--- Start TASK DATA ---

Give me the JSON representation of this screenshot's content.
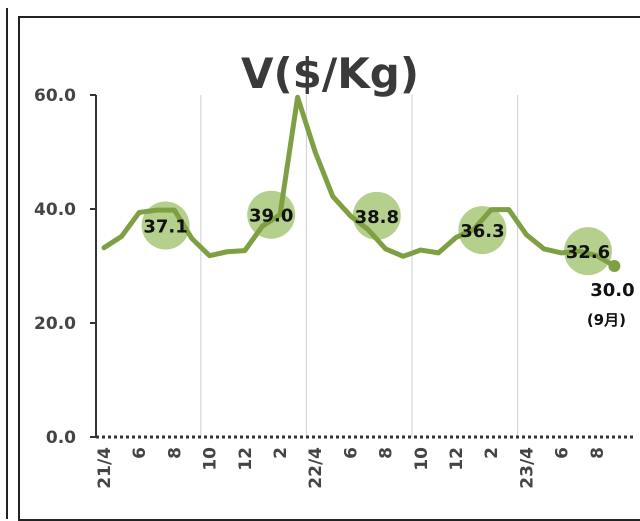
{
  "chart_data": {
    "type": "line",
    "title": "V($/Kg)",
    "ylim": [
      0,
      60
    ],
    "y_ticks": [
      "0.0",
      "20.0",
      "40.0",
      "60.0"
    ],
    "x_tick_labels": [
      "21/4",
      "6",
      "8",
      "10",
      "12",
      "2",
      "22/4",
      "6",
      "8",
      "10",
      "12",
      "2",
      "23/4",
      "6",
      "8"
    ],
    "grid": "vertical",
    "colors": {
      "line": "#7f9f43",
      "bubble": "#b5cf8c"
    },
    "series": [
      {
        "values": [
          33.2,
          35.2,
          39.4,
          39.8,
          39.8,
          34.8,
          31.8,
          32.5,
          32.7,
          37.0,
          39.0,
          59.6,
          50.0,
          42.2,
          38.8,
          36.4,
          33.0,
          31.7,
          32.8,
          32.3,
          35.0,
          36.4,
          39.9,
          39.9,
          35.5,
          33.0,
          32.3,
          32.6,
          31.8,
          30.0
        ]
      }
    ],
    "annotations": [
      {
        "label": "37.1",
        "index": 3.5,
        "value": 37.1
      },
      {
        "label": "39.0",
        "index": 9.5,
        "value": 39.0
      },
      {
        "label": "38.8",
        "index": 15.5,
        "value": 38.8
      },
      {
        "label": "36.3",
        "index": 21.5,
        "value": 36.3
      },
      {
        "label": "32.6",
        "index": 27.5,
        "value": 32.6
      }
    ],
    "last_point": {
      "label": "30.0",
      "note": "(9月)",
      "index": 29,
      "value": 30.0
    }
  }
}
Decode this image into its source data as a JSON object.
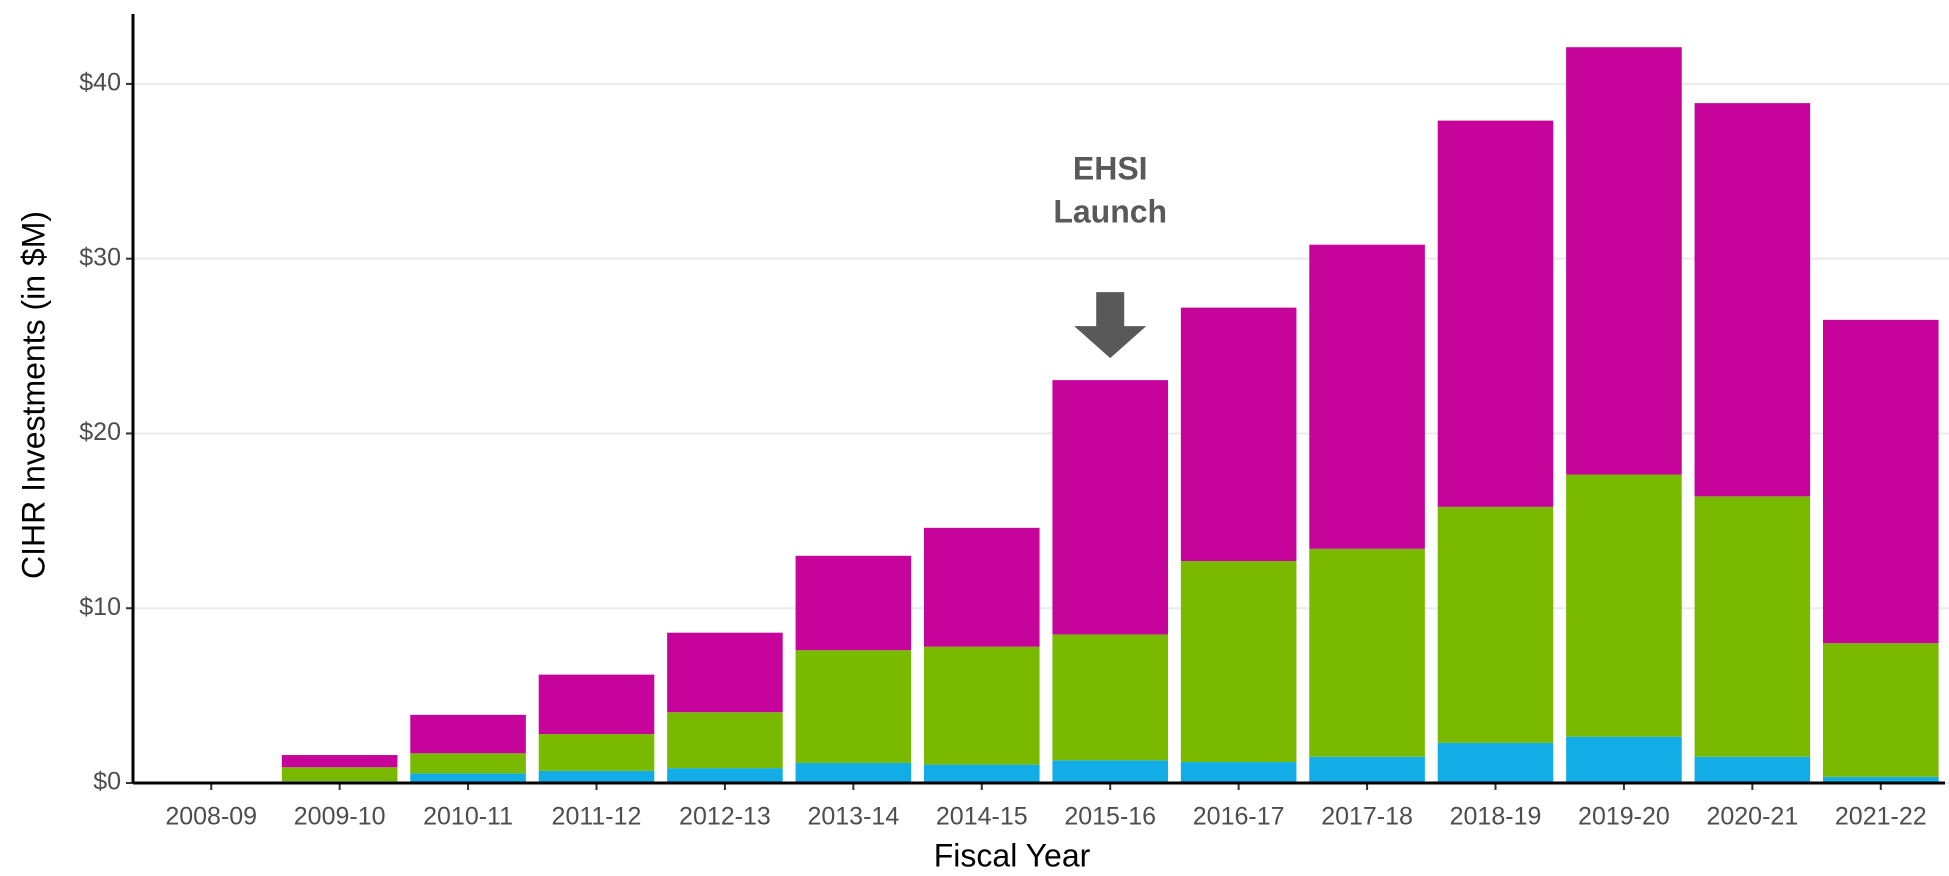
{
  "chart_data": {
    "type": "stacked_bar",
    "x_label": "Fiscal Year",
    "y_label": "CIHR Investments (in $M)",
    "categories": [
      "2008-09",
      "2009-10",
      "2010-11",
      "2011-12",
      "2012-13",
      "2013-14",
      "2014-15",
      "2015-16",
      "2016-17",
      "2017-18",
      "2018-19",
      "2019-20",
      "2020-21",
      "2021-22"
    ],
    "series": [
      {
        "color": "#12ade6",
        "values": [
          0,
          0.1,
          0.55,
          0.7,
          0.85,
          1.15,
          1.05,
          1.3,
          1.2,
          1.5,
          2.3,
          2.65,
          1.5,
          0.35
        ]
      },
      {
        "color": "#79b900",
        "values": [
          0,
          0.8,
          1.15,
          2.1,
          3.2,
          6.45,
          6.75,
          7.2,
          11.5,
          11.9,
          13.5,
          15.0,
          14.9,
          7.65
        ]
      },
      {
        "color": "#c6049b",
        "values": [
          0,
          0.7,
          2.2,
          3.4,
          4.55,
          5.4,
          6.8,
          14.55,
          14.5,
          17.4,
          22.1,
          24.45,
          22.5,
          18.5
        ]
      }
    ],
    "ylim": [
      0,
      44
    ],
    "yticks": [
      {
        "value": 0,
        "label": "$0"
      },
      {
        "value": 10,
        "label": "$10"
      },
      {
        "value": 20,
        "label": "$20"
      },
      {
        "value": 30,
        "label": "$30"
      },
      {
        "value": 40,
        "label": "$40"
      }
    ],
    "grid": true,
    "annotation": {
      "text": [
        "EHSI",
        "Launch"
      ]
    }
  }
}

--- End TASK DATA ---

» **OBJECTIVE**
Every record above should come back exactly, but without its pictures.

» **WRITTEN REPLY**
Give me the JSON representation of this screenshot's content.
{
  "chart_data": {
    "type": "line",
    "title": "V($/Kg)",
    "ylim": [
      0,
      60
    ],
    "y_ticks": [
      "0.0",
      "20.0",
      "40.0",
      "60.0"
    ],
    "x_tick_labels": [
      "21/4",
      "6",
      "8",
      "10",
      "12",
      "2",
      "22/4",
      "6",
      "8",
      "10",
      "12",
      "2",
      "23/4",
      "6",
      "8"
    ],
    "grid": "vertical",
    "colors": {
      "line": "#7f9f43",
      "bubble": "#b5cf8c"
    },
    "series": [
      {
        "values": [
          33.2,
          35.2,
          39.4,
          39.8,
          39.8,
          34.8,
          31.8,
          32.5,
          32.7,
          37.0,
          39.0,
          59.6,
          50.0,
          42.2,
          38.8,
          36.4,
          33.0,
          31.7,
          32.8,
          32.3,
          35.0,
          36.4,
          39.9,
          39.9,
          35.5,
          33.0,
          32.3,
          32.6,
          31.8,
          30.0
        ]
      }
    ],
    "annotations": [
      {
        "label": "37.1",
        "index": 3.5,
        "value": 37.1
      },
      {
        "label": "39.0",
        "index": 9.5,
        "value": 39.0
      },
      {
        "label": "38.8",
        "index": 15.5,
        "value": 38.8
      },
      {
        "label": "36.3",
        "index": 21.5,
        "value": 36.3
      },
      {
        "label": "32.6",
        "index": 27.5,
        "value": 32.6
      }
    ],
    "last_point": {
      "label": "30.0",
      "note": "(9月)",
      "index": 29,
      "value": 30.0
    }
  }
}
Decode this image into its source data as a JSON object.
{
  "chart_data": {
    "type": "stacked_bar",
    "x_label": "Fiscal Year",
    "y_label": "CIHR Investments (in $M)",
    "categories": [
      "2008-09",
      "2009-10",
      "2010-11",
      "2011-12",
      "2012-13",
      "2013-14",
      "2014-15",
      "2015-16",
      "2016-17",
      "2017-18",
      "2018-19",
      "2019-20",
      "2020-21",
      "2021-22"
    ],
    "series": [
      {
        "color": "#12ade6",
        "values": [
          0,
          0.1,
          0.55,
          0.7,
          0.85,
          1.15,
          1.05,
          1.3,
          1.2,
          1.5,
          2.3,
          2.65,
          1.5,
          0.35
        ]
      },
      {
        "color": "#79b900",
        "values": [
          0,
          0.8,
          1.15,
          2.1,
          3.2,
          6.45,
          6.75,
          7.2,
          11.5,
          11.9,
          13.5,
          15.0,
          14.9,
          7.65
        ]
      },
      {
        "color": "#c6049b",
        "values": [
          0,
          0.7,
          2.2,
          3.4,
          4.55,
          5.4,
          6.8,
          14.55,
          14.5,
          17.4,
          22.1,
          24.45,
          22.5,
          18.5
        ]
      }
    ],
    "ylim": [
      0,
      44
    ],
    "yticks": [
      {
        "value": 0,
        "label": "$0"
      },
      {
        "value": 10,
        "label": "$10"
      },
      {
        "value": 20,
        "label": "$20"
      },
      {
        "value": 30,
        "label": "$30"
      },
      {
        "value": 40,
        "label": "$40"
      }
    ],
    "grid": true,
    "annotation": {
      "text": [
        "EHSI",
        "Launch"
      ]
    }
  }
}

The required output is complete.